[Stored records]
■ ■ ■ ■ ■ ■ ■

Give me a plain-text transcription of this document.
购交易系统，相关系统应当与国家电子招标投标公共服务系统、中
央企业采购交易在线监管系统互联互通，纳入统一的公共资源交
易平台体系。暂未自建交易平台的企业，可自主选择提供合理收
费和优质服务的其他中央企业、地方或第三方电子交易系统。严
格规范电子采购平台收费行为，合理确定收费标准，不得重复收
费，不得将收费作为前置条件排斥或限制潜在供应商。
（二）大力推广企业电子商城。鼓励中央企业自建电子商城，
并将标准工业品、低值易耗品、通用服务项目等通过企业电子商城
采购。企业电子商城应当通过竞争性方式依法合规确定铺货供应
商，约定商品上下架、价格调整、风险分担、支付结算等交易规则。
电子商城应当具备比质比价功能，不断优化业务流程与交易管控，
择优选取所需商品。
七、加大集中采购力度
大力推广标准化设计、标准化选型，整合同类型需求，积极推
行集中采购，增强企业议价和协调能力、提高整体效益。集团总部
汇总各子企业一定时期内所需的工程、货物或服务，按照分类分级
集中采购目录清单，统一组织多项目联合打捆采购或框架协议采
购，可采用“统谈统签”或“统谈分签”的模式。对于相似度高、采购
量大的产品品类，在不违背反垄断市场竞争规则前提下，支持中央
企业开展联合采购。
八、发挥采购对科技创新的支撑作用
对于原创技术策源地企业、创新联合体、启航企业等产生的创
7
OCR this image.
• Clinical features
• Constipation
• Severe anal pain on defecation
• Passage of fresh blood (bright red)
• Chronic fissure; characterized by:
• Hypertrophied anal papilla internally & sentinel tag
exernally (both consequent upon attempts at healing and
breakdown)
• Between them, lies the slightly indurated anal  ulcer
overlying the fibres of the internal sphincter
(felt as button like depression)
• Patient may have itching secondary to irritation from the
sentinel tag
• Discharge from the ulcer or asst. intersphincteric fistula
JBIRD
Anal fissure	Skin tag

■ ■ ■ ■ ■ ■ ■

Please quote exactly the lines from the one containing "OCR this image." through the last line of the records above, both included, and nothing else.

OCR this image.
• Clinical features
• Constipation
• Severe anal pain on defecation
• Passage of fresh blood (bright red)
• Chronic fissure; characterized by:
• Hypertrophied anal papilla internally & sentinel tag
exernally (both consequent upon attempts at healing and
breakdown)
• Between them, lies the slightly indurated anal  ulcer
overlying the fibres of the internal sphincter
(felt as button like depression)
• Patient may have itching secondary to irritation from the
sentinel tag
• Discharge from the ulcer or asst. intersphincteric fistula
JBIRD
Anal fissure	Skin tag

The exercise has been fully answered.